** START OF DATA SHOWN **

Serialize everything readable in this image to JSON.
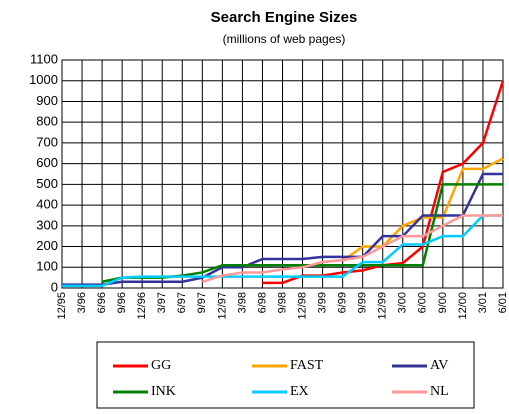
{
  "chart_data": {
    "type": "line",
    "title": "Search Engine Sizes",
    "subtitle": "(millions of web pages)",
    "categories": [
      "12/95",
      "3/96",
      "6/96",
      "9/96",
      "12/96",
      "3/97",
      "6/97",
      "9/97",
      "12/97",
      "3/98",
      "6/98",
      "9/98",
      "12/98",
      "3/99",
      "6/99",
      "9/99",
      "12/99",
      "3/00",
      "6/00",
      "9/00",
      "12/00",
      "3/01",
      "6/01"
    ],
    "series": [
      {
        "name": "GG",
        "color": "#ff0000",
        "values": [
          null,
          null,
          null,
          null,
          null,
          null,
          null,
          null,
          null,
          null,
          25,
          25,
          60,
          60,
          75,
          85,
          110,
          120,
          200,
          560,
          600,
          700,
          1000
        ]
      },
      {
        "name": "FAST",
        "color": "#ffa500",
        "values": [
          null,
          null,
          null,
          null,
          null,
          null,
          null,
          null,
          null,
          null,
          null,
          null,
          null,
          null,
          130,
          200,
          200,
          300,
          340,
          340,
          575,
          575,
          625
        ]
      },
      {
        "name": "AV",
        "color": "#333399",
        "values": [
          16,
          16,
          16,
          30,
          30,
          30,
          30,
          50,
          100,
          100,
          140,
          140,
          140,
          150,
          150,
          150,
          250,
          250,
          350,
          350,
          350,
          550,
          550
        ]
      },
      {
        "name": "INK",
        "color": "#008000",
        "values": [
          null,
          null,
          30,
          50,
          50,
          50,
          60,
          75,
          110,
          110,
          110,
          110,
          110,
          110,
          110,
          110,
          110,
          110,
          110,
          500,
          500,
          500,
          500
        ]
      },
      {
        "name": "EX",
        "color": "#00ccff",
        "values": [
          10,
          10,
          10,
          50,
          55,
          55,
          55,
          55,
          55,
          55,
          55,
          55,
          55,
          55,
          55,
          125,
          125,
          210,
          210,
          250,
          250,
          350,
          350
        ]
      },
      {
        "name": "NL",
        "color": "#ff9999",
        "values": [
          null,
          null,
          null,
          null,
          null,
          null,
          null,
          30,
          60,
          75,
          75,
          90,
          100,
          125,
          135,
          150,
          200,
          250,
          250,
          300,
          350,
          350,
          350
        ]
      }
    ],
    "ylim": [
      0,
      1100
    ],
    "yticks": [
      0,
      100,
      200,
      300,
      400,
      500,
      600,
      700,
      800,
      900,
      1000,
      1100
    ],
    "grid": true
  }
}
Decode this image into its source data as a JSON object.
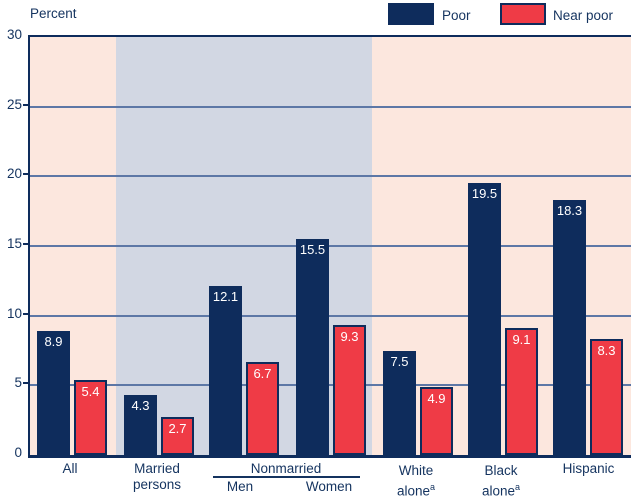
{
  "header": {
    "y_axis_title": "Percent"
  },
  "legend": {
    "poor_label": "Poor",
    "near_poor_label": "Near poor"
  },
  "colors": {
    "poor": "#0e2c5c",
    "near_poor": "#ef3b46",
    "plot_bg": "#fce7de",
    "band_bg": "#d2d7e3",
    "grid": "#5d77a6",
    "axis": "#0e2c5c",
    "text": "#14335f",
    "bar_label": "#ffffff"
  },
  "x_axis": {
    "all": "All",
    "married_line1": "Married",
    "married_line2": "persons",
    "nonmarried": "Nonmarried",
    "men": "Men",
    "women": "Women",
    "white_line1": "White",
    "white_line2": "alone",
    "white_sup": "a",
    "black_line1": "Black",
    "black_line2": "alone",
    "black_sup": "a",
    "hispanic": "Hispanic"
  },
  "chart_data": {
    "type": "bar",
    "title": "",
    "ylabel": "Percent",
    "ylim": [
      0,
      30
    ],
    "y_ticks": [
      30,
      25,
      20,
      15,
      10,
      5,
      0
    ],
    "gridlines": [
      25,
      20,
      15,
      10,
      5
    ],
    "grid": true,
    "legend_position": "top-right",
    "categories": [
      "All",
      "Married persons",
      "Nonmarried Men",
      "Nonmarried Women",
      "White alone",
      "Black alone",
      "Hispanic"
    ],
    "series": [
      {
        "name": "Poor",
        "color": "#0e2c5c",
        "values": [
          8.9,
          4.3,
          12.1,
          15.5,
          7.5,
          19.5,
          18.3
        ]
      },
      {
        "name": "Near poor",
        "color": "#ef3b46",
        "values": [
          5.4,
          2.7,
          6.7,
          9.3,
          4.9,
          9.1,
          8.3
        ]
      }
    ],
    "highlight_band": {
      "covers_groups": [
        "Married persons",
        "Nonmarried Men",
        "Nonmarried Women"
      ],
      "color": "#d2d7e3"
    }
  }
}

** END OF DATA SHOWN **

# EXERCISE OBJECTIVE:
Report how many lines in the data include the word "JSON", and give nothing but the count.

# TASK OUTPUT:
2